= Task objective =
Write out every line of the material as it stands, apart from the pictures.

= Dataset entries =
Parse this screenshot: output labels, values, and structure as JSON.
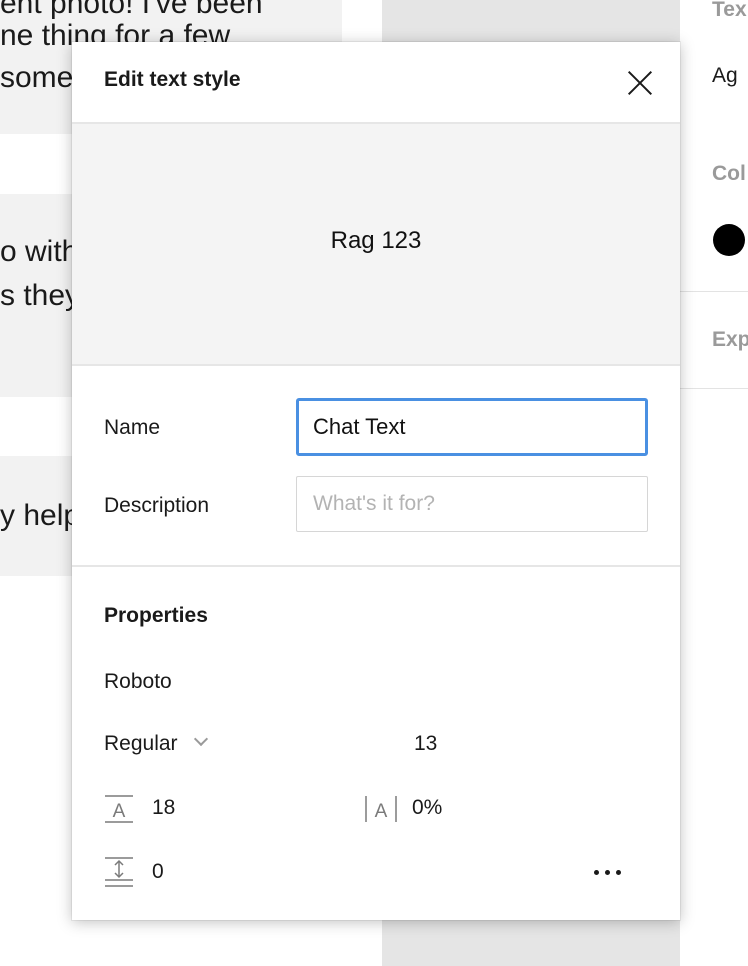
{
  "background": {
    "bubbles": [
      {
        "lines": [
          "ent photo! I've been",
          "ne thing for a few",
          "some"
        ]
      },
      {
        "lines": [
          "o with",
          "s they"
        ]
      },
      {
        "lines": [
          "y help"
        ]
      }
    ]
  },
  "right_panel": {
    "text_label": "Tex",
    "sample": "Ag",
    "color_label": "Col",
    "export_label": "Exp",
    "swatch_color": "#000000"
  },
  "modal": {
    "title": "Edit text style",
    "preview_text": "Rag 123",
    "name_label": "Name",
    "name_value": "Chat Text",
    "description_label": "Description",
    "description_placeholder": "What's it for?",
    "properties_heading": "Properties",
    "font_family": "Roboto",
    "font_weight": "Regular",
    "font_size": "13",
    "line_height": "18",
    "letter_spacing": "0%",
    "paragraph_spacing": "0",
    "icons": {
      "close": "close-icon",
      "weight_dropdown": "chevron-down-icon",
      "line_height": "line-height-icon",
      "letter_spacing": "letter-spacing-icon",
      "paragraph_spacing": "paragraph-spacing-icon",
      "more": "more-icon"
    }
  }
}
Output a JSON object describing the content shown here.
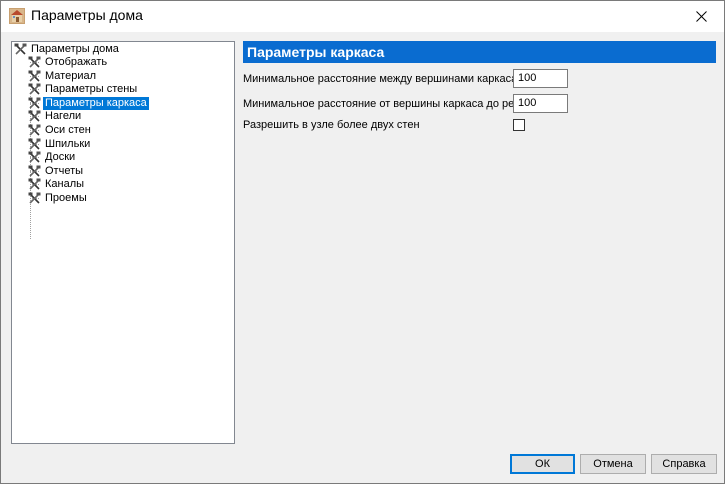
{
  "window": {
    "title": "Параметры дома"
  },
  "tree": {
    "root": "Параметры дома",
    "items": [
      {
        "label": "Отображать",
        "icon": "tools-icon"
      },
      {
        "label": "Материал",
        "icon": "tools-icon"
      },
      {
        "label": "Параметры стены",
        "icon": "tools-icon"
      },
      {
        "label": "Параметры каркаса",
        "icon": "tools-icon",
        "selected": true
      },
      {
        "label": "Нагели",
        "icon": "tools-icon"
      },
      {
        "label": "Оси стен",
        "icon": "tools-icon"
      },
      {
        "label": "Шпильки",
        "icon": "tools-icon"
      },
      {
        "label": "Доски",
        "icon": "tools-icon"
      },
      {
        "label": "Отчеты",
        "icon": "tools-icon"
      },
      {
        "label": "Каналы",
        "icon": "tools-icon"
      },
      {
        "label": "Проемы",
        "icon": "tools-icon"
      }
    ]
  },
  "panel": {
    "header": "Параметры каркаса",
    "params": [
      {
        "label": "Минимальное расстояние между вершинами каркаса:",
        "value": "100"
      },
      {
        "label": "Минимальное расстояние от вершины каркаса до ребра:",
        "value": "100"
      }
    ],
    "checkbox": {
      "label": "Разрешить в узле более двух стен",
      "checked": false
    }
  },
  "buttons": {
    "ok": "ОК",
    "cancel": "Отмена",
    "help": "Справка"
  },
  "colors": {
    "selection": "#0078d7",
    "header": "#0a6cd0"
  }
}
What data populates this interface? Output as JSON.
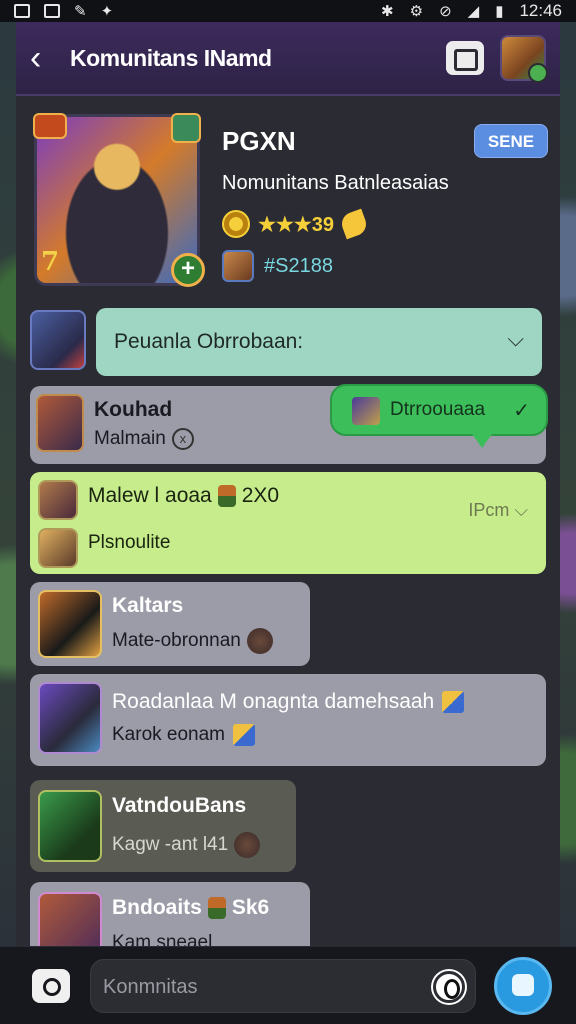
{
  "status_bar": {
    "time": "12:46"
  },
  "header": {
    "title": "Komunitans INamd",
    "back_icon": "chevron-left-icon",
    "window_icon": "window-icon"
  },
  "profile": {
    "name": "PGXN",
    "follow_label": "SENE",
    "subtitle": "Nomunitans Batnleasaias",
    "rating": "★★★39",
    "id_code": "#S2188"
  },
  "messages": {
    "filter": {
      "label": "Peuanla  Obrrobaan:",
      "caret": "⌵"
    },
    "row2": {
      "title": "Kouhad",
      "sub": "Malmain",
      "sub_badge": "x",
      "bubble": "Dtrroouaaa",
      "bubble_check": "✓"
    },
    "row3": {
      "title": "Malew  l aoaa",
      "title_suffix": "2X0",
      "sub": "Plsnoulite",
      "time": "IPcm ⌵"
    },
    "row4": {
      "title": "Kaltars",
      "sub": "Mate-obronnan"
    },
    "row5": {
      "title": "Roadanlaa M  onagnta damehsaah",
      "sub": "Karok  eonam"
    },
    "row6": {
      "title": "VatndouBans",
      "sub": "Kagw -ant l41"
    },
    "row7": {
      "title": "Bndoaits",
      "title_suffix": "Sk6",
      "sub": "Kam  sneael"
    }
  },
  "composer": {
    "placeholder": "Konmnitas"
  },
  "colors": {
    "accent_header": "#3c2a5c",
    "follow_button": "#5b8de0",
    "bubble_green": "#3cbf5a",
    "highlight_row": "#c7ec8c",
    "teal_row": "#9fd5c3",
    "send_button": "#2a9ae0"
  }
}
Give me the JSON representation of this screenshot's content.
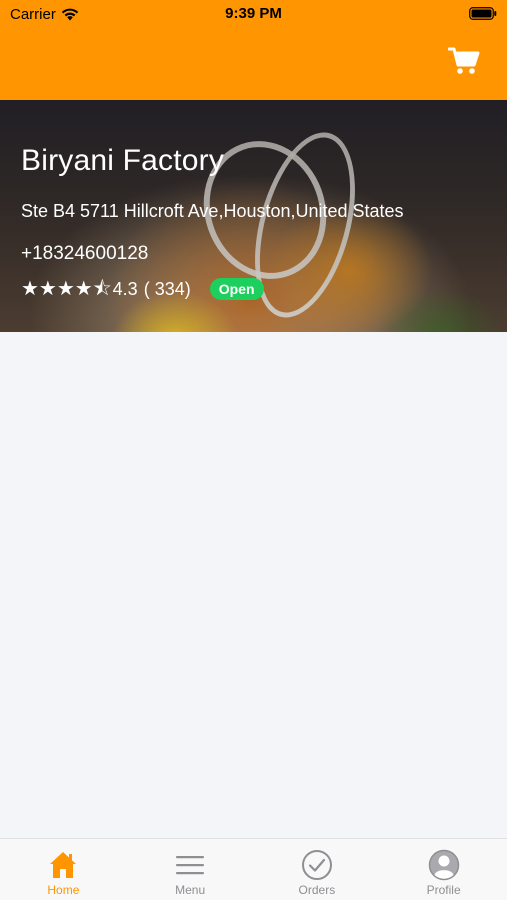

= Expected answer =
Parse this screenshot: output labels, values, and structure as JSON.
{
  "background": {
    "bubbles": [
      {
        "lines": [
          "ent photo! I've been",
          "ne thing for a few",
          "some"
        ]
      },
      {
        "lines": [
          "o with",
          "s they"
        ]
      },
      {
        "lines": [
          "y help"
        ]
      }
    ]
  },
  "right_panel": {
    "text_label": "Tex",
    "sample": "Ag",
    "color_label": "Col",
    "export_label": "Exp",
    "swatch_color": "#000000"
  },
  "modal": {
    "title": "Edit text style",
    "preview_text": "Rag 123",
    "name_label": "Name",
    "name_value": "Chat Text",
    "description_label": "Description",
    "description_placeholder": "What's it for?",
    "properties_heading": "Properties",
    "font_family": "Roboto",
    "font_weight": "Regular",
    "font_size": "13",
    "line_height": "18",
    "letter_spacing": "0%",
    "paragraph_spacing": "0",
    "icons": {
      "close": "close-icon",
      "weight_dropdown": "chevron-down-icon",
      "line_height": "line-height-icon",
      "letter_spacing": "letter-spacing-icon",
      "paragraph_spacing": "paragraph-spacing-icon",
      "more": "more-icon"
    }
  }
}
Output a JSON object describing the content shown here.
{
  "window": {
    "title": "Параметры дома"
  },
  "tree": {
    "root": "Параметры дома",
    "items": [
      {
        "label": "Отображать",
        "icon": "tools-icon"
      },
      {
        "label": "Материал",
        "icon": "tools-icon"
      },
      {
        "label": "Параметры стены",
        "icon": "tools-icon"
      },
      {
        "label": "Параметры каркаса",
        "icon": "tools-icon",
        "selected": true
      },
      {
        "label": "Нагели",
        "icon": "tools-icon"
      },
      {
        "label": "Оси стен",
        "icon": "tools-icon"
      },
      {
        "label": "Шпильки",
        "icon": "tools-icon"
      },
      {
        "label": "Доски",
        "icon": "tools-icon"
      },
      {
        "label": "Отчеты",
        "icon": "tools-icon"
      },
      {
        "label": "Каналы",
        "icon": "tools-icon"
      },
      {
        "label": "Проемы",
        "icon": "tools-icon"
      }
    ]
  },
  "panel": {
    "header": "Параметры каркаса",
    "params": [
      {
        "label": "Минимальное расстояние между вершинами каркаса:",
        "value": "100"
      },
      {
        "label": "Минимальное расстояние от вершины каркаса до ребра:",
        "value": "100"
      }
    ],
    "checkbox": {
      "label": "Разрешить в узле более двух стен",
      "checked": false
    }
  },
  "buttons": {
    "ok": "ОК",
    "cancel": "Отмена",
    "help": "Справка"
  },
  "colors": {
    "selection": "#0078d7",
    "header": "#0a6cd0"
  }
}
What data populates this interface? Output as JSON.
{
  "status_bar": {
    "time": "12:46"
  },
  "header": {
    "title": "Komunitans INamd",
    "back_icon": "chevron-left-icon",
    "window_icon": "window-icon"
  },
  "profile": {
    "name": "PGXN",
    "follow_label": "SENE",
    "subtitle": "Nomunitans Batnleasaias",
    "rating": "★★★39",
    "id_code": "#S2188"
  },
  "messages": {
    "filter": {
      "label": "Peuanla  Obrrobaan:",
      "caret": "⌵"
    },
    "row2": {
      "title": "Kouhad",
      "sub": "Malmain",
      "sub_badge": "x",
      "bubble": "Dtrroouaaa",
      "bubble_check": "✓"
    },
    "row3": {
      "title": "Malew  l aoaa",
      "title_suffix": "2X0",
      "sub": "Plsnoulite",
      "time": "IPcm ⌵"
    },
    "row4": {
      "title": "Kaltars",
      "sub": "Mate-obronnan"
    },
    "row5": {
      "title": "Roadanlaa M  onagnta damehsaah",
      "sub": "Karok  eonam"
    },
    "row6": {
      "title": "VatndouBans",
      "sub": "Kagw -ant l41"
    },
    "row7": {
      "title": "Bndoaits",
      "title_suffix": "Sk6",
      "sub": "Kam  sneael"
    }
  },
  "composer": {
    "placeholder": "Konmnitas"
  },
  "colors": {
    "accent_header": "#3c2a5c",
    "follow_button": "#5b8de0",
    "bubble_green": "#3cbf5a",
    "highlight_row": "#c7ec8c",
    "teal_row": "#9fd5c3",
    "send_button": "#2a9ae0"
  }
}
Give me the JSON representation of this screenshot's content.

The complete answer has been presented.